#### What the task requires:
Output each line exactly as it appears, skipping any embedded picture.

#### Collected data entries:
• • •

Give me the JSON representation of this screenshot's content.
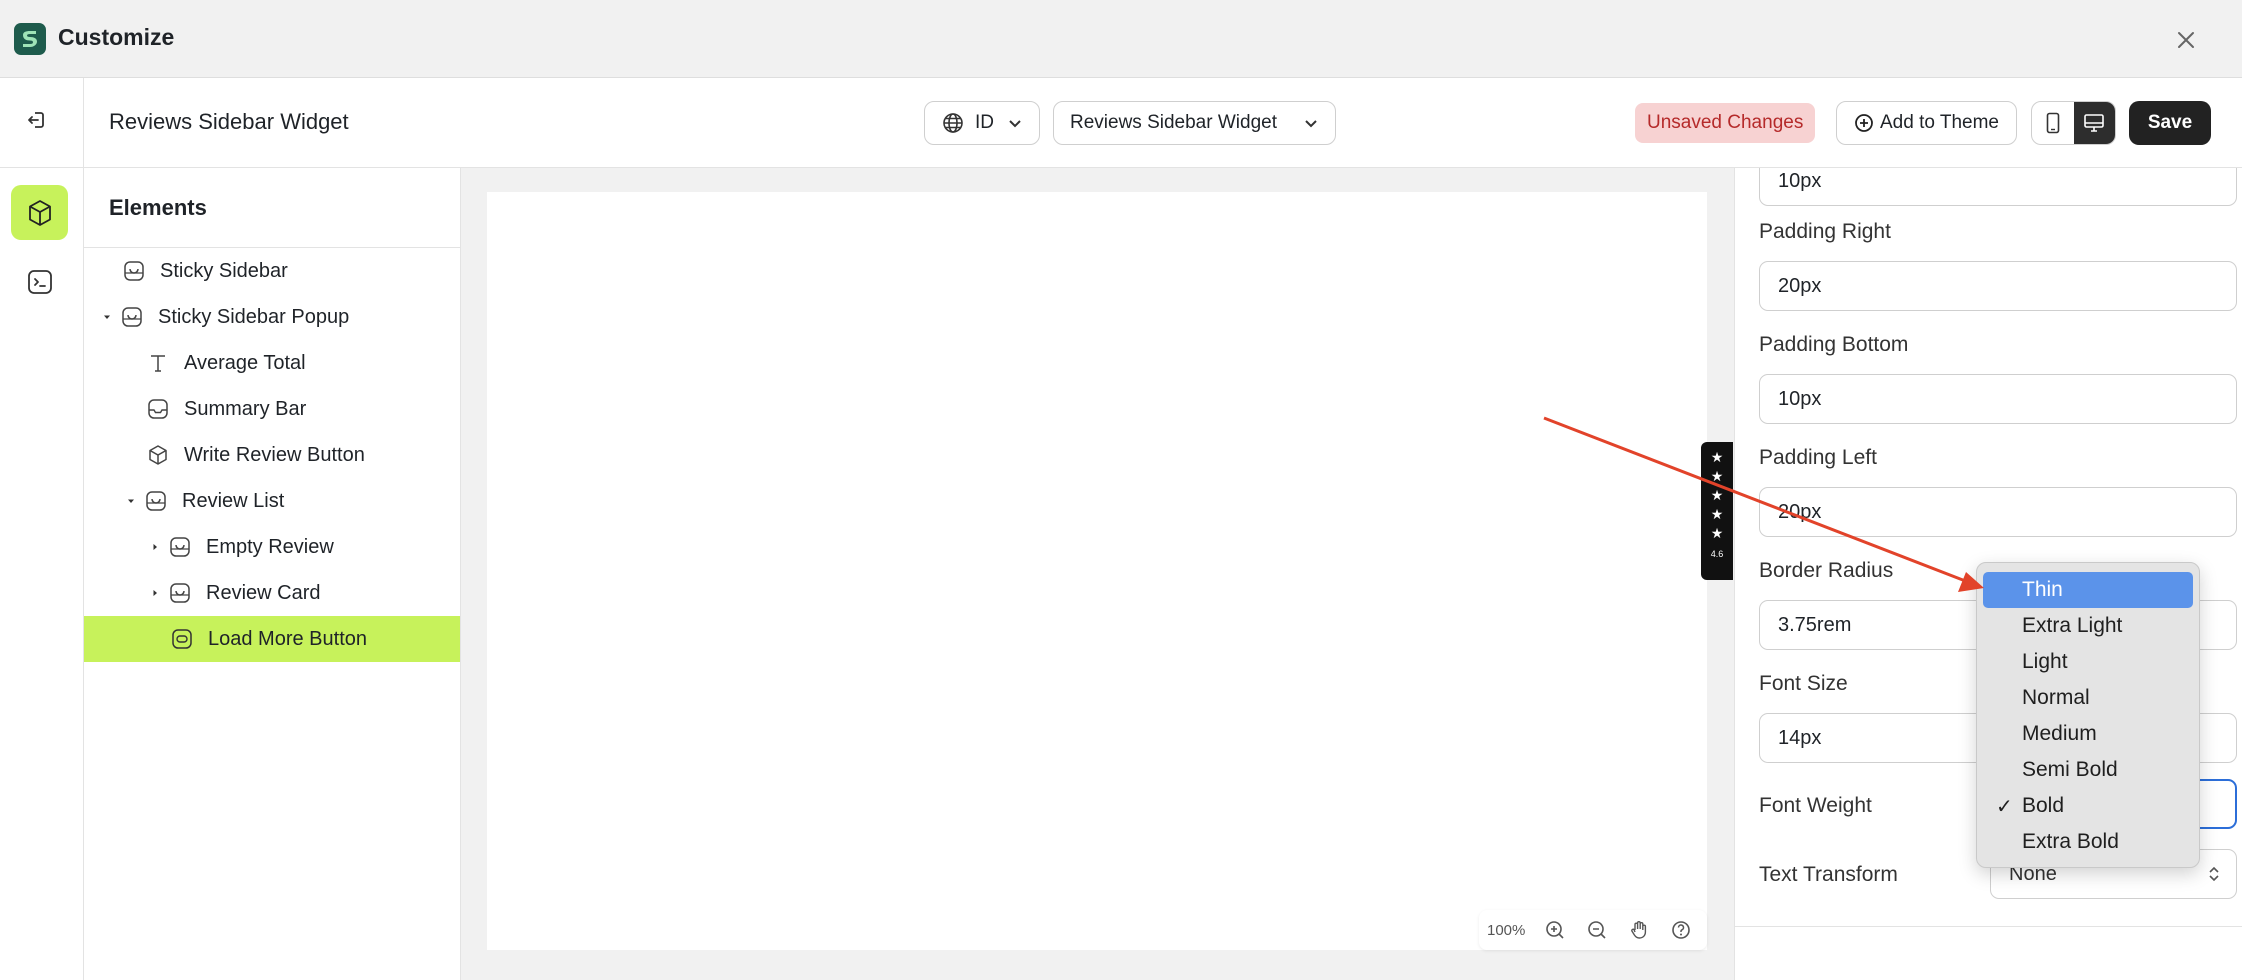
{
  "app": {
    "title": "Customize",
    "close_icon": "close-icon"
  },
  "header": {
    "page_title": "Reviews Sidebar Widget",
    "language": "ID",
    "widget_select": "Reviews Sidebar Widget",
    "unsaved": "Unsaved Changes",
    "add_to_theme": "Add to Theme",
    "save": "Save",
    "active_device": "desktop"
  },
  "elements_panel": {
    "title": "Elements",
    "items": [
      {
        "label": "Sticky Sidebar",
        "icon": "section-icon"
      },
      {
        "label": "Sticky Sidebar Popup",
        "icon": "section-icon",
        "expanded": true
      },
      {
        "label": "Average Total",
        "icon": "text-icon"
      },
      {
        "label": "Summary Bar",
        "icon": "container-icon"
      },
      {
        "label": "Write Review Button",
        "icon": "cube-icon"
      },
      {
        "label": "Review List",
        "icon": "section-icon",
        "expanded": true
      },
      {
        "label": "Empty Review",
        "icon": "section-icon",
        "expanded": false
      },
      {
        "label": "Review Card",
        "icon": "section-icon",
        "expanded": false
      },
      {
        "label": "Load More Button",
        "icon": "button-element-icon",
        "selected": true
      }
    ]
  },
  "canvas": {
    "rating_score": "4.6",
    "zoom": "100%"
  },
  "properties": {
    "padding_top_value": "10px",
    "padding_right_label": "Padding Right",
    "padding_right_value": "20px",
    "padding_bottom_label": "Padding Bottom",
    "padding_bottom_value": "10px",
    "padding_left_label": "Padding Left",
    "padding_left_value": "20px",
    "border_radius_label": "Border Radius",
    "border_radius_value": "3.75rem",
    "font_size_label": "Font Size",
    "font_size_value": "14px",
    "font_weight_label": "Font Weight",
    "text_transform_label": "Text Transform",
    "text_transform_value": "None"
  },
  "font_weight_dropdown": {
    "options": [
      "Thin",
      "Extra Light",
      "Light",
      "Normal",
      "Medium",
      "Semi Bold",
      "Bold",
      "Extra Bold"
    ],
    "highlighted": "Thin",
    "selected": "Bold"
  },
  "colors": {
    "accent_lime": "#c7f25b",
    "save_dark": "#222222",
    "unsaved_bg": "#f7d2d2",
    "unsaved_text": "#b52a2a",
    "dropdown_highlight": "#5b93ea",
    "annotation_arrow": "#e2432a"
  }
}
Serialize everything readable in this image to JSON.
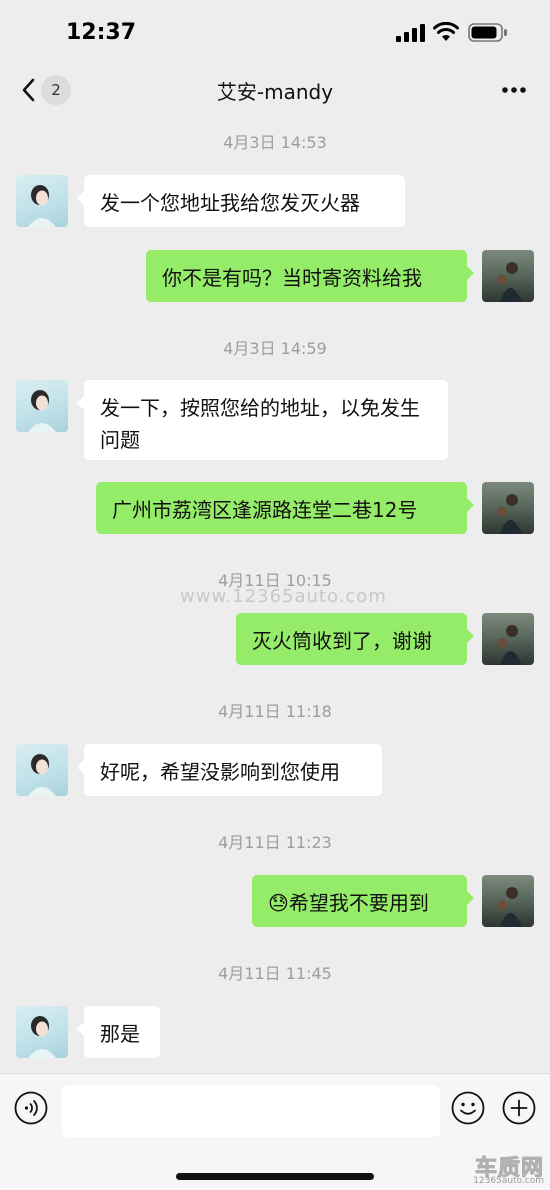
{
  "status": {
    "time": "12:37"
  },
  "header": {
    "unread_count": "2",
    "title": "艾安-mandy"
  },
  "chat": {
    "timestamps": [
      "4月3日 14:53",
      "4月3日 14:59",
      "4月11日 10:15",
      "4月11日 11:18",
      "4月11日 11:23",
      "4月11日 11:45"
    ],
    "messages": [
      {
        "side": "in",
        "text": "发一个您地址我给您发灭火器"
      },
      {
        "side": "out",
        "text": "你不是有吗？当时寄资料给我"
      },
      {
        "side": "in",
        "text": "发一下，按照您给的地址，以免发生问题"
      },
      {
        "side": "out",
        "text": "广州市荔湾区逢源路连堂二巷12号"
      },
      {
        "side": "out",
        "text": "灭火筒收到了，谢谢"
      },
      {
        "side": "in",
        "text": "好呢，希望没影响到您使用"
      },
      {
        "side": "out",
        "emoji": "😓",
        "text": "希望我不要用到"
      },
      {
        "side": "in",
        "text": "那是"
      }
    ]
  },
  "watermark": "www.12365auto.com",
  "input": {
    "value": "",
    "placeholder": ""
  },
  "logo": {
    "cn": "车质网",
    "en": "12365auto.com"
  },
  "colors": {
    "bg": "#ededed",
    "out_bubble": "#95ec69",
    "in_bubble": "#ffffff"
  },
  "icons": [
    "back-icon",
    "more-icon",
    "voice-icon",
    "emoji-icon",
    "plus-icon",
    "signal-icon",
    "wifi-icon",
    "battery-icon"
  ]
}
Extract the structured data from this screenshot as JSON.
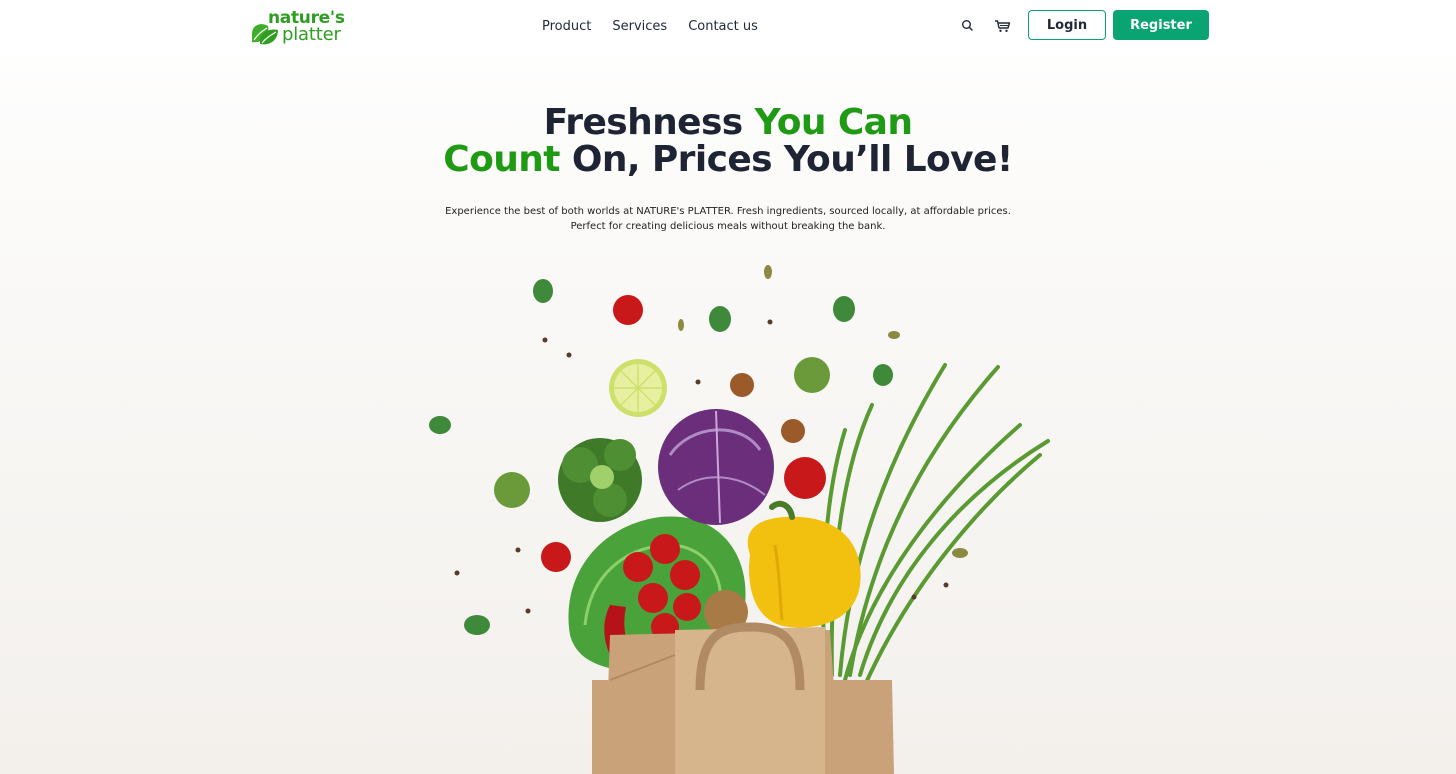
{
  "brand": {
    "line1": "nature's",
    "line2": "platter",
    "color": "#2e9e22"
  },
  "nav": {
    "items": [
      "Product",
      "Services",
      "Contact us"
    ]
  },
  "header_icons": [
    "search-icon",
    "cart-icon"
  ],
  "auth": {
    "login_label": "Login",
    "register_label": "Register",
    "accent": "#0aa472"
  },
  "hero": {
    "title_part1": "Freshness ",
    "title_part2": "You Can",
    "title_part3": "Count",
    "title_part4": " On, Prices You’ll Love!",
    "highlight_color": "#1f9a14",
    "subtitle_line1": "Experience the best of both worlds at NATURE's PLATTER. Fresh ingredients, sourced locally, at affordable prices.",
    "subtitle_line2": "Perfect for creating delicious meals without breaking the bank."
  }
}
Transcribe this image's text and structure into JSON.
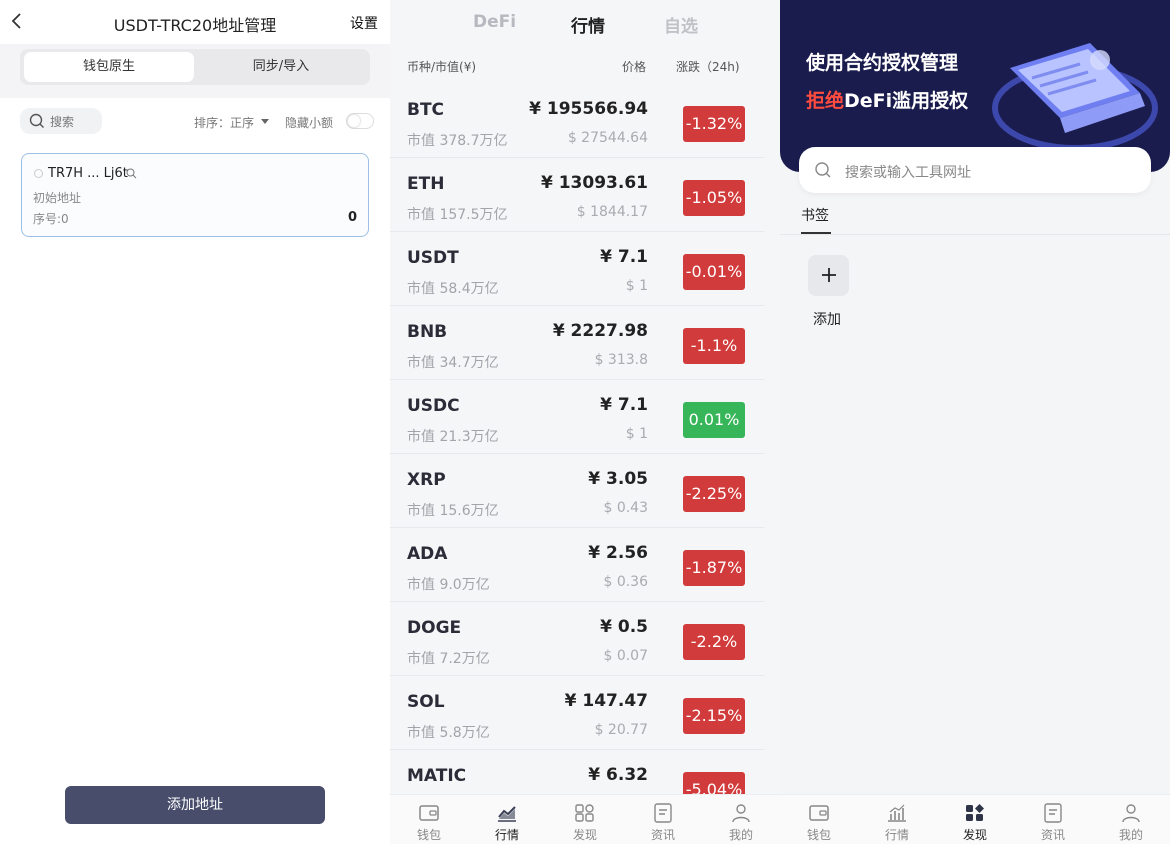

• • •

#### Exercise output:
Give me the JSON representation of this screenshot's content.
{
  "app": {
    "title": "Customize",
    "close_icon": "close-icon"
  },
  "header": {
    "page_title": "Reviews Sidebar Widget",
    "language": "ID",
    "widget_select": "Reviews Sidebar Widget",
    "unsaved": "Unsaved Changes",
    "add_to_theme": "Add to Theme",
    "save": "Save",
    "active_device": "desktop"
  },
  "elements_panel": {
    "title": "Elements",
    "items": [
      {
        "label": "Sticky Sidebar",
        "icon": "section-icon"
      },
      {
        "label": "Sticky Sidebar Popup",
        "icon": "section-icon",
        "expanded": true
      },
      {
        "label": "Average Total",
        "icon": "text-icon"
      },
      {
        "label": "Summary Bar",
        "icon": "container-icon"
      },
      {
        "label": "Write Review Button",
        "icon": "cube-icon"
      },
      {
        "label": "Review List",
        "icon": "section-icon",
        "expanded": true
      },
      {
        "label": "Empty Review",
        "icon": "section-icon",
        "expanded": false
      },
      {
        "label": "Review Card",
        "icon": "section-icon",
        "expanded": false
      },
      {
        "label": "Load More Button",
        "icon": "button-element-icon",
        "selected": true
      }
    ]
  },
  "canvas": {
    "rating_score": "4.6",
    "zoom": "100%"
  },
  "properties": {
    "padding_top_value": "10px",
    "padding_right_label": "Padding Right",
    "padding_right_value": "20px",
    "padding_bottom_label": "Padding Bottom",
    "padding_bottom_value": "10px",
    "padding_left_label": "Padding Left",
    "padding_left_value": "20px",
    "border_radius_label": "Border Radius",
    "border_radius_value": "3.75rem",
    "font_size_label": "Font Size",
    "font_size_value": "14px",
    "font_weight_label": "Font Weight",
    "text_transform_label": "Text Transform",
    "text_transform_value": "None"
  },
  "font_weight_dropdown": {
    "options": [
      "Thin",
      "Extra Light",
      "Light",
      "Normal",
      "Medium",
      "Semi Bold",
      "Bold",
      "Extra Bold"
    ],
    "highlighted": "Thin",
    "selected": "Bold"
  },
  "colors": {
    "accent_lime": "#c7f25b",
    "save_dark": "#222222",
    "unsaved_bg": "#f7d2d2",
    "unsaved_text": "#b52a2a",
    "dropdown_highlight": "#5b93ea",
    "annotation_arrow": "#e2432a"
  }
}
Serialize everything readable in this image to JSON.
{
  "status": {
    "time": "12:37"
  },
  "header": {
    "unread_count": "2",
    "title": "艾安-mandy"
  },
  "chat": {
    "timestamps": [
      "4月3日 14:53",
      "4月3日 14:59",
      "4月11日 10:15",
      "4月11日 11:18",
      "4月11日 11:23",
      "4月11日 11:45"
    ],
    "messages": [
      {
        "side": "in",
        "text": "发一个您地址我给您发灭火器"
      },
      {
        "side": "out",
        "text": "你不是有吗？当时寄资料给我"
      },
      {
        "side": "in",
        "text": "发一下，按照您给的地址，以免发生问题"
      },
      {
        "side": "out",
        "text": "广州市荔湾区逢源路连堂二巷12号"
      },
      {
        "side": "out",
        "text": "灭火筒收到了，谢谢"
      },
      {
        "side": "in",
        "text": "好呢，希望没影响到您使用"
      },
      {
        "side": "out",
        "emoji": "😓",
        "text": "希望我不要用到"
      },
      {
        "side": "in",
        "text": "那是"
      }
    ]
  },
  "watermark": "www.12365auto.com",
  "input": {
    "value": "",
    "placeholder": ""
  },
  "logo": {
    "cn": "车质网",
    "en": "12365auto.com"
  },
  "colors": {
    "bg": "#ededed",
    "out_bubble": "#95ec69",
    "in_bubble": "#ffffff"
  },
  "icons": [
    "back-icon",
    "more-icon",
    "voice-icon",
    "emoji-icon",
    "plus-icon",
    "signal-icon",
    "wifi-icon",
    "battery-icon"
  ]
}
Extract the structured data from this screenshot as JSON.
{
  "brand": {
    "line1": "nature's",
    "line2": "platter",
    "color": "#2e9e22"
  },
  "nav": {
    "items": [
      "Product",
      "Services",
      "Contact us"
    ]
  },
  "header_icons": [
    "search-icon",
    "cart-icon"
  ],
  "auth": {
    "login_label": "Login",
    "register_label": "Register",
    "accent": "#0aa472"
  },
  "hero": {
    "title_part1": "Freshness ",
    "title_part2": "You Can",
    "title_part3": "Count",
    "title_part4": " On, Prices You’ll Love!",
    "highlight_color": "#1f9a14",
    "subtitle_line1": "Experience the best of both worlds at NATURE's PLATTER. Fresh ingredients, sourced locally, at affordable prices.",
    "subtitle_line2": "Perfect for creating delicious meals without breaking the bank."
  }
}
Transcribe this image's text and structure into JSON.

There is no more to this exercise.